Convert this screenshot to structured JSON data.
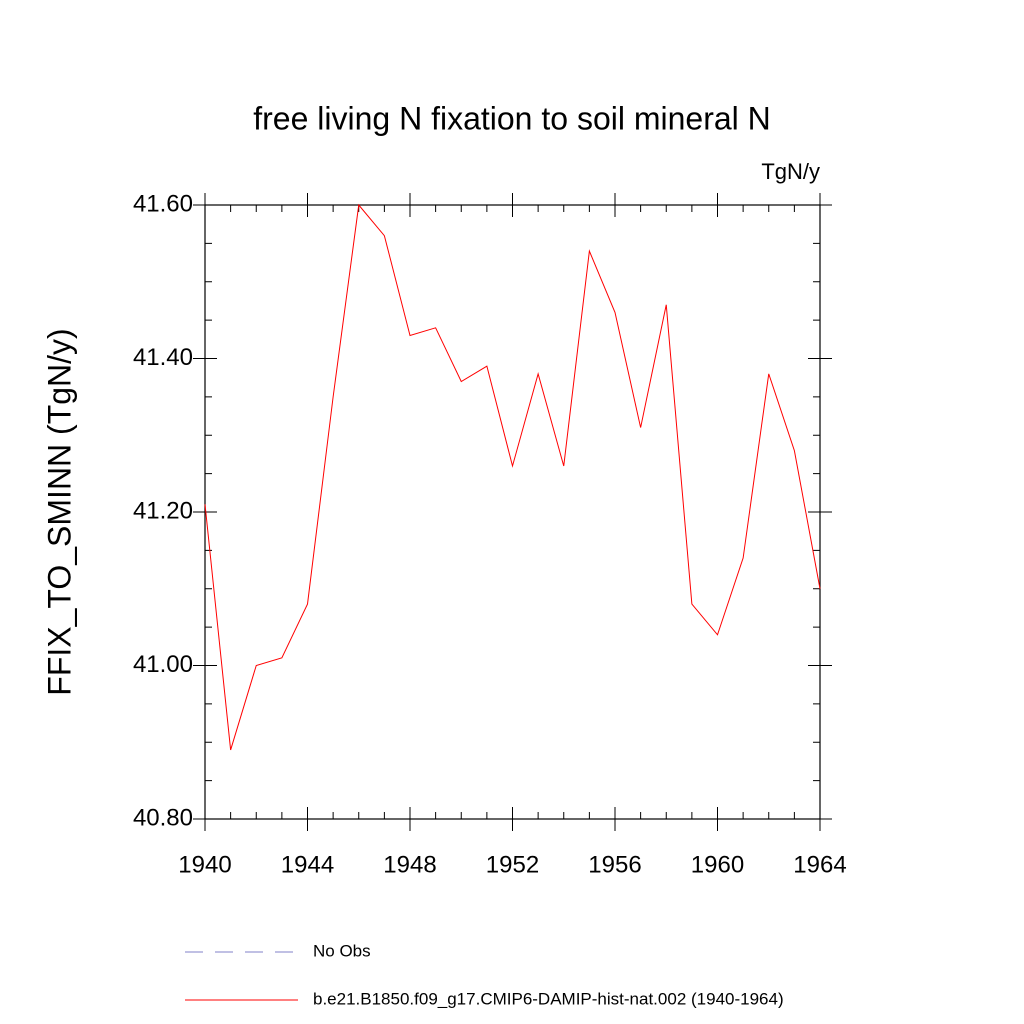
{
  "chart_data": {
    "type": "line",
    "title": "free living N fixation to soil mineral N",
    "units": "TgN/y",
    "y_label": "FFIX_TO_SMINN  (TgN/y)",
    "x": [
      1940,
      1941,
      1942,
      1943,
      1944,
      1945,
      1946,
      1947,
      1948,
      1949,
      1950,
      1951,
      1952,
      1953,
      1954,
      1955,
      1956,
      1957,
      1958,
      1959,
      1960,
      1961,
      1962,
      1963,
      1964
    ],
    "series": [
      {
        "name": "No Obs",
        "color": "#8080c8",
        "dashed": true,
        "values": [
          null,
          null,
          null,
          null,
          null,
          null,
          null,
          null,
          null,
          null,
          null,
          null,
          null,
          null,
          null,
          null,
          null,
          null,
          null,
          null,
          null,
          null,
          null,
          null,
          null
        ]
      },
      {
        "name": "b.e21.B1850.f09_g17.CMIP6-DAMIP-hist-nat.002 (1940-1964)",
        "color": "#ff0000",
        "dashed": false,
        "values": [
          41.21,
          40.89,
          41.0,
          41.01,
          41.08,
          41.35,
          41.6,
          41.56,
          41.43,
          41.44,
          41.37,
          41.39,
          41.26,
          41.38,
          41.26,
          41.54,
          41.46,
          41.31,
          41.47,
          41.08,
          41.04,
          41.14,
          41.38,
          41.28,
          41.1
        ]
      }
    ],
    "xlim": [
      1940,
      1964
    ],
    "xticks": [
      1940,
      1944,
      1948,
      1952,
      1956,
      1960,
      1964
    ],
    "xminorticks": [
      1941,
      1942,
      1943,
      1945,
      1946,
      1947,
      1949,
      1950,
      1951,
      1953,
      1954,
      1955,
      1957,
      1958,
      1959,
      1961,
      1962,
      1963
    ],
    "ylim": [
      40.8,
      41.6
    ],
    "yticks": [
      {
        "value": 40.8,
        "label": "40.80"
      },
      {
        "value": 41.0,
        "label": "41.00"
      },
      {
        "value": 41.2,
        "label": "41.20"
      },
      {
        "value": 41.4,
        "label": "41.40"
      },
      {
        "value": 41.6,
        "label": "41.60"
      }
    ],
    "yminorticks": [
      40.85,
      40.9,
      40.95,
      41.05,
      41.1,
      41.15,
      41.25,
      41.3,
      41.35,
      41.45,
      41.5,
      41.55
    ]
  }
}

- - - - -

**WHAT YOU ARE ASKED TO DO:** Your task is to return the entries above exactly, with no pictures.

**FINAL ANSWER:**
Convert this screenshot to structured JSON data.
{
  "chart_data": {
    "type": "line",
    "title": "free living N fixation to soil mineral N",
    "units": "TgN/y",
    "y_label": "FFIX_TO_SMINN  (TgN/y)",
    "x": [
      1940,
      1941,
      1942,
      1943,
      1944,
      1945,
      1946,
      1947,
      1948,
      1949,
      1950,
      1951,
      1952,
      1953,
      1954,
      1955,
      1956,
      1957,
      1958,
      1959,
      1960,
      1961,
      1962,
      1963,
      1964
    ],
    "series": [
      {
        "name": "No Obs",
        "color": "#8080c8",
        "dashed": true,
        "values": [
          null,
          null,
          null,
          null,
          null,
          null,
          null,
          null,
          null,
          null,
          null,
          null,
          null,
          null,
          null,
          null,
          null,
          null,
          null,
          null,
          null,
          null,
          null,
          null,
          null
        ]
      },
      {
        "name": "b.e21.B1850.f09_g17.CMIP6-DAMIP-hist-nat.002 (1940-1964)",
        "color": "#ff0000",
        "dashed": false,
        "values": [
          41.21,
          40.89,
          41.0,
          41.01,
          41.08,
          41.35,
          41.6,
          41.56,
          41.43,
          41.44,
          41.37,
          41.39,
          41.26,
          41.38,
          41.26,
          41.54,
          41.46,
          41.31,
          41.47,
          41.08,
          41.04,
          41.14,
          41.38,
          41.28,
          41.1
        ]
      }
    ],
    "xlim": [
      1940,
      1964
    ],
    "xticks": [
      1940,
      1944,
      1948,
      1952,
      1956,
      1960,
      1964
    ],
    "xminorticks": [
      1941,
      1942,
      1943,
      1945,
      1946,
      1947,
      1949,
      1950,
      1951,
      1953,
      1954,
      1955,
      1957,
      1958,
      1959,
      1961,
      1962,
      1963
    ],
    "ylim": [
      40.8,
      41.6
    ],
    "yticks": [
      {
        "value": 40.8,
        "label": "40.80"
      },
      {
        "value": 41.0,
        "label": "41.00"
      },
      {
        "value": 41.2,
        "label": "41.20"
      },
      {
        "value": 41.4,
        "label": "41.40"
      },
      {
        "value": 41.6,
        "label": "41.60"
      }
    ],
    "yminorticks": [
      40.85,
      40.9,
      40.95,
      41.05,
      41.1,
      41.15,
      41.25,
      41.3,
      41.35,
      41.45,
      41.5,
      41.55
    ]
  }
}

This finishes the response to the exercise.